Dataset entries:

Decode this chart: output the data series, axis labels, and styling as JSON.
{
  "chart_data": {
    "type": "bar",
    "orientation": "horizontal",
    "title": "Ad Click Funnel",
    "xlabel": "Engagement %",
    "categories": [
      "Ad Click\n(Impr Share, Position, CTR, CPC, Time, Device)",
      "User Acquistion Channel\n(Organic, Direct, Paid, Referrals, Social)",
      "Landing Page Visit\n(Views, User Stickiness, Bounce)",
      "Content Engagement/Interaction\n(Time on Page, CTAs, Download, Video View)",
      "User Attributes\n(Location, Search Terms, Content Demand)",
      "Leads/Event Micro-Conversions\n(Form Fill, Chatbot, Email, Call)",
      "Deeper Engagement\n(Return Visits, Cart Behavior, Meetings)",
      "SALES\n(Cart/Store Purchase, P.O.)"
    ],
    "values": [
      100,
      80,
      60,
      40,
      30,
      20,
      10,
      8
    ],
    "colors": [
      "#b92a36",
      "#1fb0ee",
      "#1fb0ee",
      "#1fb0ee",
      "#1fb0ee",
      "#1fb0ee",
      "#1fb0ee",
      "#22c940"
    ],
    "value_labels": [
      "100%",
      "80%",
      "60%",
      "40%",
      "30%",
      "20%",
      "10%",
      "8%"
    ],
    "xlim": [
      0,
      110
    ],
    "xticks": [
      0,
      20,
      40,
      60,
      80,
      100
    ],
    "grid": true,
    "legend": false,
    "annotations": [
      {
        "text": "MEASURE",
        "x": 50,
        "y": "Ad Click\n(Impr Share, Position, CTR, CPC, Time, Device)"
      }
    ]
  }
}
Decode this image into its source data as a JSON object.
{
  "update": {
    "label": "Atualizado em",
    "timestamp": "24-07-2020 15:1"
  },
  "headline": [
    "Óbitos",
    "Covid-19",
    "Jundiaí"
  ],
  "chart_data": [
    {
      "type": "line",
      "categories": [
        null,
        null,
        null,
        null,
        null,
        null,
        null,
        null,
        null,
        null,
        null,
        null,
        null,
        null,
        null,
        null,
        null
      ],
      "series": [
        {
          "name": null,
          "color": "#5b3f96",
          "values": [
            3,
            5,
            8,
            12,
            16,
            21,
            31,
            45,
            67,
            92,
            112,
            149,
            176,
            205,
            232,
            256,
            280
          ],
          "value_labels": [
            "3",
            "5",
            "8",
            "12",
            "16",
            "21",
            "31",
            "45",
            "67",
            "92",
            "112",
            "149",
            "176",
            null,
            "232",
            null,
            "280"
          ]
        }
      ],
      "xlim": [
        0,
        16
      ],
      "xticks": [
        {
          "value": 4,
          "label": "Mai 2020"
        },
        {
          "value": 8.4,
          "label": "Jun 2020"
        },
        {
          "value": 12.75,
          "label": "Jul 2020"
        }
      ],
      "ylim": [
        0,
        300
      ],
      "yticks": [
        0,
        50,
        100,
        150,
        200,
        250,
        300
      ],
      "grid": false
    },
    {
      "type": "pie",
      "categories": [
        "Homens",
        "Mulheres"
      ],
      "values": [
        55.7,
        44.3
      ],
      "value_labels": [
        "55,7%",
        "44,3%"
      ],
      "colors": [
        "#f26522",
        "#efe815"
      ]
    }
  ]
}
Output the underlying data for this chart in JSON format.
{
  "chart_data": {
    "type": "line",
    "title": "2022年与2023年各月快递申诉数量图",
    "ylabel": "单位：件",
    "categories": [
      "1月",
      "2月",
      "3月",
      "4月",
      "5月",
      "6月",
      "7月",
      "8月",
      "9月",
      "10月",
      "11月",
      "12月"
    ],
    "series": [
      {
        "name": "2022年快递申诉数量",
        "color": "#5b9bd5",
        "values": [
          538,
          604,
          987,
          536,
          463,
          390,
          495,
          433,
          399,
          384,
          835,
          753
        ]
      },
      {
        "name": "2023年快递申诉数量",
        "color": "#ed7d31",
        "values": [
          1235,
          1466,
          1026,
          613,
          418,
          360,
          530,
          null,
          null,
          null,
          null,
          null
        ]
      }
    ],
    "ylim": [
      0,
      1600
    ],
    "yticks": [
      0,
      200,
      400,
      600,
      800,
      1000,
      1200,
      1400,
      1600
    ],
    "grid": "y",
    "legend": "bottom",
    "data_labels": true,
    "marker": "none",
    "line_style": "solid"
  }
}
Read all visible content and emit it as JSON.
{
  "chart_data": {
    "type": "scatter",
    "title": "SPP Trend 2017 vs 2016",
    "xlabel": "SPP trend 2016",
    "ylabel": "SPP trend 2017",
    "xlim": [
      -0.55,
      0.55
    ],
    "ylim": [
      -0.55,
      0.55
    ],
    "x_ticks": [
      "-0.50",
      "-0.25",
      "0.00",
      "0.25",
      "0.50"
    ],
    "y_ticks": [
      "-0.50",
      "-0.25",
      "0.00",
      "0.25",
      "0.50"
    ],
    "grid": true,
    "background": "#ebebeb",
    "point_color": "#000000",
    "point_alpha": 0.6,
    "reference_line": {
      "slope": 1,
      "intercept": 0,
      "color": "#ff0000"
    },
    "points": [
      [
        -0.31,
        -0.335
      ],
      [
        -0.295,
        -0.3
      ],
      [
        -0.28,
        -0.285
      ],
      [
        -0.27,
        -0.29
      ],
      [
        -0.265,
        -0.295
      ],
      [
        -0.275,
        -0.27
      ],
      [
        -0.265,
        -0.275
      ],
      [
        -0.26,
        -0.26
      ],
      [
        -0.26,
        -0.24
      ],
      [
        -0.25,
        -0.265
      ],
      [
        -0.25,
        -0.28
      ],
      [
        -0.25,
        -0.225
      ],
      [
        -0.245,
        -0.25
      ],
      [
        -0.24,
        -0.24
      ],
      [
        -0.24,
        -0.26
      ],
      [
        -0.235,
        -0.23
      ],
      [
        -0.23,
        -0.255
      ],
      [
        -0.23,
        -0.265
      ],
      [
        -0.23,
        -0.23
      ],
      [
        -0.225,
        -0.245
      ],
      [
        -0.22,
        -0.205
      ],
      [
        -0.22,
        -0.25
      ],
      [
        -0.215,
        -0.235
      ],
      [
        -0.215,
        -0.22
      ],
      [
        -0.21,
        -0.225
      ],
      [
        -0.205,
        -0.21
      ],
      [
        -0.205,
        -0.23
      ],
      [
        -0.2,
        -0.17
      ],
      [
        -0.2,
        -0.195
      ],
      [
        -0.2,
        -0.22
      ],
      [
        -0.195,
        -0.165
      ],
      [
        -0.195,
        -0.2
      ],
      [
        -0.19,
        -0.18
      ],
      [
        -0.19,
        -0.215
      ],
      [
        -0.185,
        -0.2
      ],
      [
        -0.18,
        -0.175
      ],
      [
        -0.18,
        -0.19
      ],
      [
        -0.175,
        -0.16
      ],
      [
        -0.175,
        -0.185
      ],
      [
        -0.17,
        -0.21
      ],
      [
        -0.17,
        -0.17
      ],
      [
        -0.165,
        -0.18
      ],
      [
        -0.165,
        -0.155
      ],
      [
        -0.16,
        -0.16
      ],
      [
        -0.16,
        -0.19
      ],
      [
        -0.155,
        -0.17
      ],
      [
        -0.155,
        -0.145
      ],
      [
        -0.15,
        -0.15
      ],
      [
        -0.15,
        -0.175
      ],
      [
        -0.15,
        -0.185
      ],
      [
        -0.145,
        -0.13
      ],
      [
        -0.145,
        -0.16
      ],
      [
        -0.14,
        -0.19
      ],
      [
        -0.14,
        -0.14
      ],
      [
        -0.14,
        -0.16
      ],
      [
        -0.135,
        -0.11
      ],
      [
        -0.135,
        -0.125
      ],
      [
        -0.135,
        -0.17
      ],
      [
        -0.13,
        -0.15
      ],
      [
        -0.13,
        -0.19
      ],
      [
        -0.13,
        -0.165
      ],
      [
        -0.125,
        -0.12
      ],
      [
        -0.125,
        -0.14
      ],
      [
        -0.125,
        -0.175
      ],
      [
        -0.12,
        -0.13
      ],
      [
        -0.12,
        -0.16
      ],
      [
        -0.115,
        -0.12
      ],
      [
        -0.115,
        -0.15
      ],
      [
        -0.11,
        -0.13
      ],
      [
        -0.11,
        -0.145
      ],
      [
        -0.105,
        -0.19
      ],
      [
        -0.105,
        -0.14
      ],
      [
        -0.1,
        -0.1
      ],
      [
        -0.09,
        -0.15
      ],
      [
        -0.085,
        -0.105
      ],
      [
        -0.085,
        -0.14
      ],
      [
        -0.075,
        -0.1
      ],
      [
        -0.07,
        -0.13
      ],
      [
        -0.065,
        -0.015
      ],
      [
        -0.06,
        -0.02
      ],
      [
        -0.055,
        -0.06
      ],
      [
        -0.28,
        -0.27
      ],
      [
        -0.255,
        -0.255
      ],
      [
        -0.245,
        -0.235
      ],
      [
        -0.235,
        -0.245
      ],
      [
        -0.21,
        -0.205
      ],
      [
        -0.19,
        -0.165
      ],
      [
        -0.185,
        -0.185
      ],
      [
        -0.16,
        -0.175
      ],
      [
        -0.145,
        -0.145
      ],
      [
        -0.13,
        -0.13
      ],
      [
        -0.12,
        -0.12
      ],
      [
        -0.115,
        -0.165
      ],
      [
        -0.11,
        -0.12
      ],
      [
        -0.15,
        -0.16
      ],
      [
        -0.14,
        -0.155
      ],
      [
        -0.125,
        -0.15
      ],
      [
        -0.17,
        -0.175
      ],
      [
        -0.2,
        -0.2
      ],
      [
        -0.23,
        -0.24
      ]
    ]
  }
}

Exercise instructions: Show all lines from the listing above in which "Page" appears.

Answer below:
      "Landing Page Visit\n(Views, User Stickiness, Bounce)",
      "Content Engagement/Interaction\n(Time on Page, CTAs, Download, Video View)",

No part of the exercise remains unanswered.